WHAT NEEDS TO BE DONE | Find every line with the string "JSON" in it, count them, and reply with that count only.

>> START EXTRACTED MATERIAL

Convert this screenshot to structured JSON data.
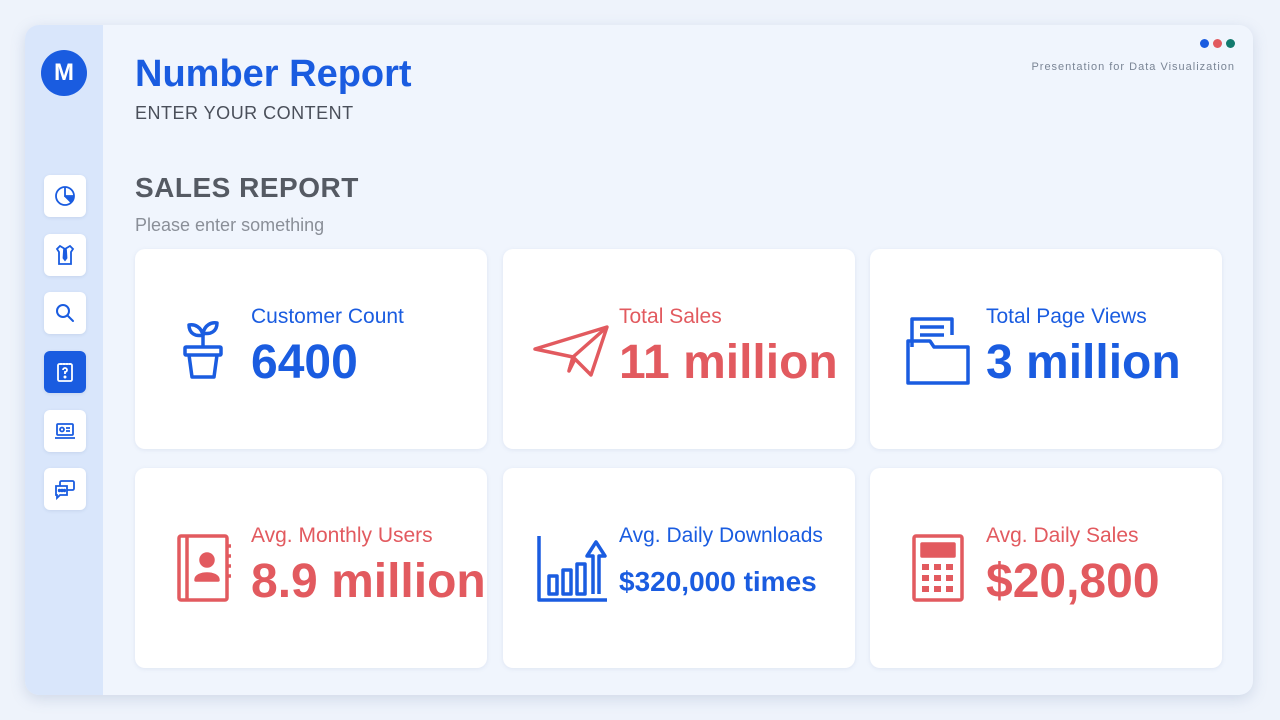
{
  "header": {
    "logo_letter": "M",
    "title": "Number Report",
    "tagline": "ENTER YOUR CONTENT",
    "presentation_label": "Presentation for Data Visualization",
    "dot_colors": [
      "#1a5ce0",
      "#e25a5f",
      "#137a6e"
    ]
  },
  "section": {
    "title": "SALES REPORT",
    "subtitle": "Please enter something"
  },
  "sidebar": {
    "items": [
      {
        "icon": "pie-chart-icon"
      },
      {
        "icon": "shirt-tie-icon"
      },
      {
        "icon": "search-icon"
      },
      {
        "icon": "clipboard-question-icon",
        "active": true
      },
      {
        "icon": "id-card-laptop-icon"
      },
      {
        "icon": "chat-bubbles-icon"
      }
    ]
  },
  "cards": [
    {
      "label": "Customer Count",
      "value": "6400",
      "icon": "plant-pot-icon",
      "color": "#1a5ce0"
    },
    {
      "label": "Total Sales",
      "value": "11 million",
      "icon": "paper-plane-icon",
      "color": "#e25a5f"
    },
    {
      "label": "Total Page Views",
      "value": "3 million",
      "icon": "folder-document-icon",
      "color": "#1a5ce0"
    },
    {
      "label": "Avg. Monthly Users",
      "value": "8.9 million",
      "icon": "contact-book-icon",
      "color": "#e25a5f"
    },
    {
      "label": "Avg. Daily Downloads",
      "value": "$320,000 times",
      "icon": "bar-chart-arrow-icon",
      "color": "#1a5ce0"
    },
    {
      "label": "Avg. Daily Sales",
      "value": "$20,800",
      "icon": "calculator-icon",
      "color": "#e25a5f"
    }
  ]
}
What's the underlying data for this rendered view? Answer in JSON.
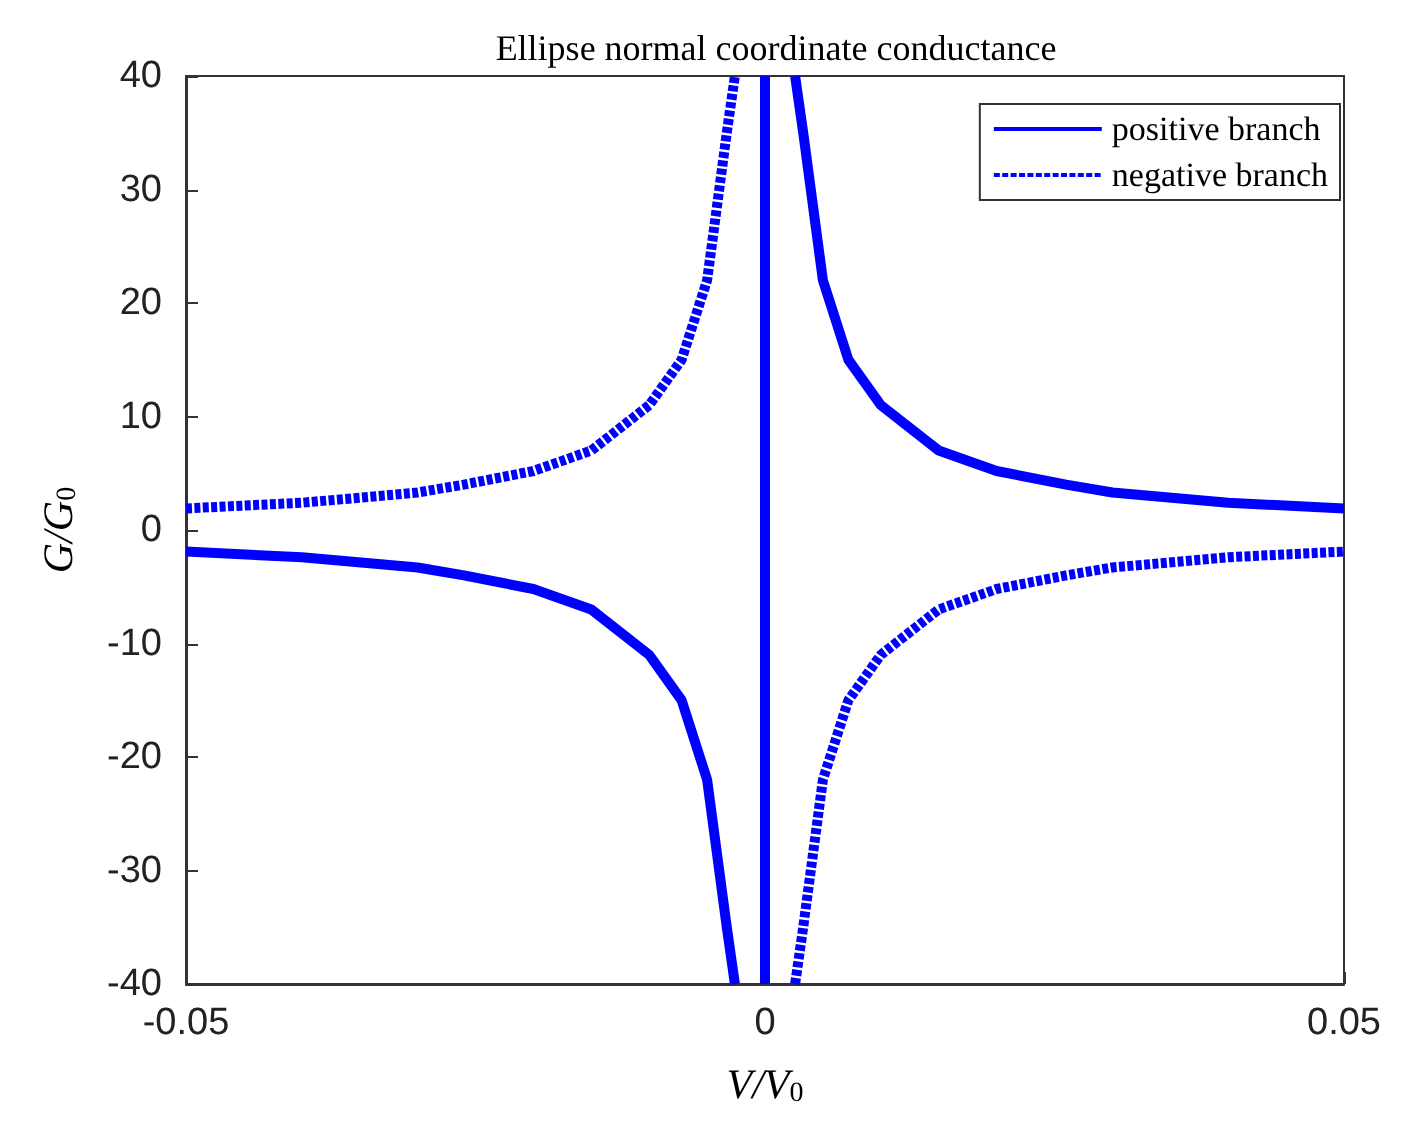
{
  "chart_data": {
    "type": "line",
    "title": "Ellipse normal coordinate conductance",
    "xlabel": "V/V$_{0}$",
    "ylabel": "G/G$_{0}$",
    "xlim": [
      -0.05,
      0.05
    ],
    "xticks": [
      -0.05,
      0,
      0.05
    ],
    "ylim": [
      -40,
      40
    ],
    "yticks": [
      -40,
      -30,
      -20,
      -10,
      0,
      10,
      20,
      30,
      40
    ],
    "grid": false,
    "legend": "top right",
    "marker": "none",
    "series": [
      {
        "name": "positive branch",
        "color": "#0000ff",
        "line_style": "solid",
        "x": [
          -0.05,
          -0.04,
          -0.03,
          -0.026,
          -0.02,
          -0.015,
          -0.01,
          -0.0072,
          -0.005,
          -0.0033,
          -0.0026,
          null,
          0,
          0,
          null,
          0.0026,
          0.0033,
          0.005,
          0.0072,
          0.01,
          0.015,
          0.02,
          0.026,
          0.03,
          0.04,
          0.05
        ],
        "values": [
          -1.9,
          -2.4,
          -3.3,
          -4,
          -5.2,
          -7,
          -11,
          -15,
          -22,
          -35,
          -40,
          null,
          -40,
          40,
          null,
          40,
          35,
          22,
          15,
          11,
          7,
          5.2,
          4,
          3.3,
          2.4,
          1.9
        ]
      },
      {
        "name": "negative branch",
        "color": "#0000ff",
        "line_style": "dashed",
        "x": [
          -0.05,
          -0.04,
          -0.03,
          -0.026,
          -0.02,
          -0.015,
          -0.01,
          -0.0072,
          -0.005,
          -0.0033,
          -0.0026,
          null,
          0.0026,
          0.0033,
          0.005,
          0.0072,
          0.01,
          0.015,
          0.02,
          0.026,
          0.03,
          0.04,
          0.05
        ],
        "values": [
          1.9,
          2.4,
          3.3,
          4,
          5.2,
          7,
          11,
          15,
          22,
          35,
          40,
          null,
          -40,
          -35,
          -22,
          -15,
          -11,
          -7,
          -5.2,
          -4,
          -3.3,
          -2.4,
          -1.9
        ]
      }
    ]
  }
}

>> END EXTRACTED MATERIAL
>> START EXTRACTED MATERIAL

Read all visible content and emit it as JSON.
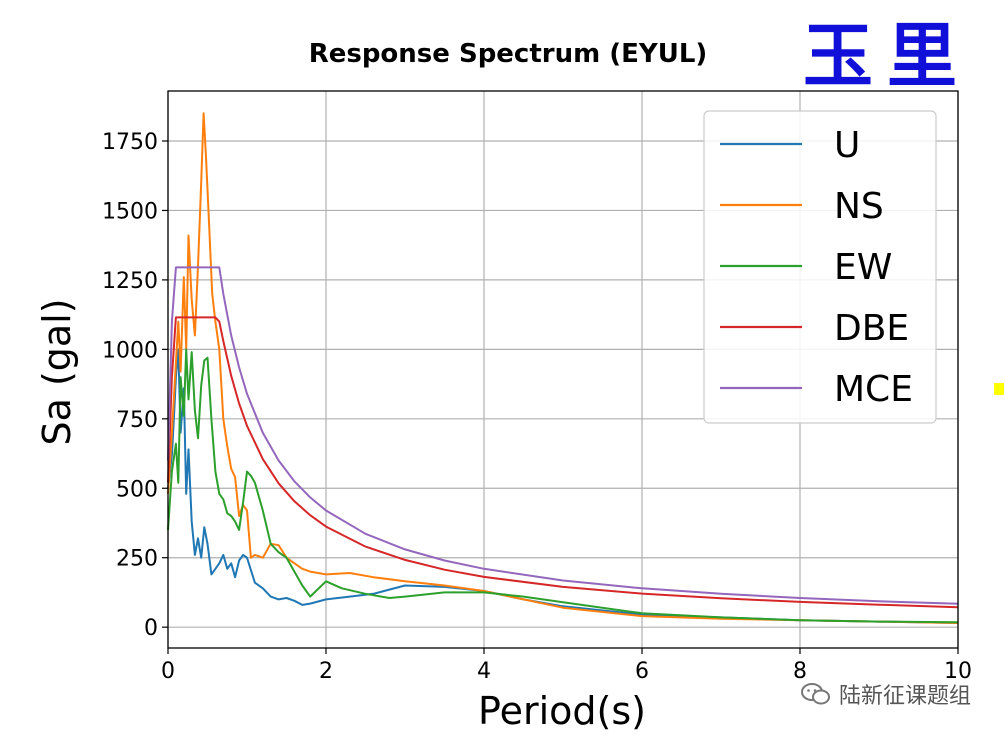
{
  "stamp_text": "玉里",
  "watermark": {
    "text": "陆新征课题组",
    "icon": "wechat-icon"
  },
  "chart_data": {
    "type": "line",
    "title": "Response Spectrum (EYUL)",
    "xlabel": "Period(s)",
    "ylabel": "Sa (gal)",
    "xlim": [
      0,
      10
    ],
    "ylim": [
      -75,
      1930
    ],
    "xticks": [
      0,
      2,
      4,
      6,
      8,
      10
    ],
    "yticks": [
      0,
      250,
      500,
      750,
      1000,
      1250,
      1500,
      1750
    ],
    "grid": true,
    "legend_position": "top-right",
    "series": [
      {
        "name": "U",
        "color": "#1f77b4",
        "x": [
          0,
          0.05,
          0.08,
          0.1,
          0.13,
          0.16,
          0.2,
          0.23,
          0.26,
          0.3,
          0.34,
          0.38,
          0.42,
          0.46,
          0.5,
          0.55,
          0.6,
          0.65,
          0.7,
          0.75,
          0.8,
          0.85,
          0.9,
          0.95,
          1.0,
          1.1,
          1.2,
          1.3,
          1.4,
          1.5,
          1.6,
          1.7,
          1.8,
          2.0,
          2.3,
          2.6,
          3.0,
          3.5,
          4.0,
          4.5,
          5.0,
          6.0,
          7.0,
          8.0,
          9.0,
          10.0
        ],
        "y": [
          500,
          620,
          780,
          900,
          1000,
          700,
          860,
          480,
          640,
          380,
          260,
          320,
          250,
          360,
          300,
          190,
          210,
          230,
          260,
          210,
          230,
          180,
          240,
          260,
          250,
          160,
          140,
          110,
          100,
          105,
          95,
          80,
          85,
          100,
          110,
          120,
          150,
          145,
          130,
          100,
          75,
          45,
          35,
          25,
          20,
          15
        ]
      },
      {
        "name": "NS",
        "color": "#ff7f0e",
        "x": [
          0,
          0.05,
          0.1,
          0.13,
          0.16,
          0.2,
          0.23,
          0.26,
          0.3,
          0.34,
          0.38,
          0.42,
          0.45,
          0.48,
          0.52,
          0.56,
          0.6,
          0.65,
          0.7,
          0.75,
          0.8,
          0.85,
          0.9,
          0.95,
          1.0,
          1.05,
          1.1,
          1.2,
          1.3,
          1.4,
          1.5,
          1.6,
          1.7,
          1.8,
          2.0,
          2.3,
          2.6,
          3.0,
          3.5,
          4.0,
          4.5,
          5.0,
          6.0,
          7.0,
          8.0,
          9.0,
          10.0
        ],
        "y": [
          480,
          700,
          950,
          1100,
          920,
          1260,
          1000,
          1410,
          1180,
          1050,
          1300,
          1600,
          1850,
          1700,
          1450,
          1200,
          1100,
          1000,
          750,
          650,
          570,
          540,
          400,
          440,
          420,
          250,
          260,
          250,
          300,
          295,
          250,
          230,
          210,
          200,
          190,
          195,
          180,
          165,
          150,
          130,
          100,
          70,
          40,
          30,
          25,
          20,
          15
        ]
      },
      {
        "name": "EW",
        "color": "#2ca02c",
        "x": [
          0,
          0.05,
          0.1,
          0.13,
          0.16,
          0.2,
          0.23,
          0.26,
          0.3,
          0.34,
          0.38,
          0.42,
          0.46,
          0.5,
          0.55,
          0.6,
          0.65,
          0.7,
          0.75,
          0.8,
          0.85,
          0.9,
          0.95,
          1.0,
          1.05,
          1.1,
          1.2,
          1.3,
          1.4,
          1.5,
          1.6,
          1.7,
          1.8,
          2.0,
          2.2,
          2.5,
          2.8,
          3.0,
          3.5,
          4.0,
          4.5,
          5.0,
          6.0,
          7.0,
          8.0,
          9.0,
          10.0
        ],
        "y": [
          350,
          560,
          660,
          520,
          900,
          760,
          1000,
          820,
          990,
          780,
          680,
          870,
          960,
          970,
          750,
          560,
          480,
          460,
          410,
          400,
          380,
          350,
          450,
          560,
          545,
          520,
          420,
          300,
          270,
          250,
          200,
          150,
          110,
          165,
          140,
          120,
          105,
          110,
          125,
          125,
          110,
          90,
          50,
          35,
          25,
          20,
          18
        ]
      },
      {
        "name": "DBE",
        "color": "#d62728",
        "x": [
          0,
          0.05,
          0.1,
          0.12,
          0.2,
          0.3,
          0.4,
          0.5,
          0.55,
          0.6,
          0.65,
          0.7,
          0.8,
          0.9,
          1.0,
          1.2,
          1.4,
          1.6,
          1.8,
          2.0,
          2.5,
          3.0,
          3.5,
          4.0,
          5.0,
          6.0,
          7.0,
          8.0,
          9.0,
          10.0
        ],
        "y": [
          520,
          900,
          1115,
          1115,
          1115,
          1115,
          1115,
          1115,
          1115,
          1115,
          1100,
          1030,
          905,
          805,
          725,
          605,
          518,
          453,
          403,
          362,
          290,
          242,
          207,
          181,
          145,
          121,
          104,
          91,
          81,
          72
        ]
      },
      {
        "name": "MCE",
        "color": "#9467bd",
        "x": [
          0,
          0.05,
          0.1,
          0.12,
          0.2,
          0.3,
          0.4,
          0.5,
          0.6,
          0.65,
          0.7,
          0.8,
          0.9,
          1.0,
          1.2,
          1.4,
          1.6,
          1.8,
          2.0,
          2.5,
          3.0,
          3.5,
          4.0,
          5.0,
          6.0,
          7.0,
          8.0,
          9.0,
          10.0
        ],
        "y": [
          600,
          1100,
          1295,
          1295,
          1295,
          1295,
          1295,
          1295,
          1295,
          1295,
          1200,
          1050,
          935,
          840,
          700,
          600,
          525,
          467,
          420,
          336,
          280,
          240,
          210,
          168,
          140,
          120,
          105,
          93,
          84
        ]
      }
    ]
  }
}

>> END EXTRACTED MATERIAL

ANSWER FOR THE TASK | 3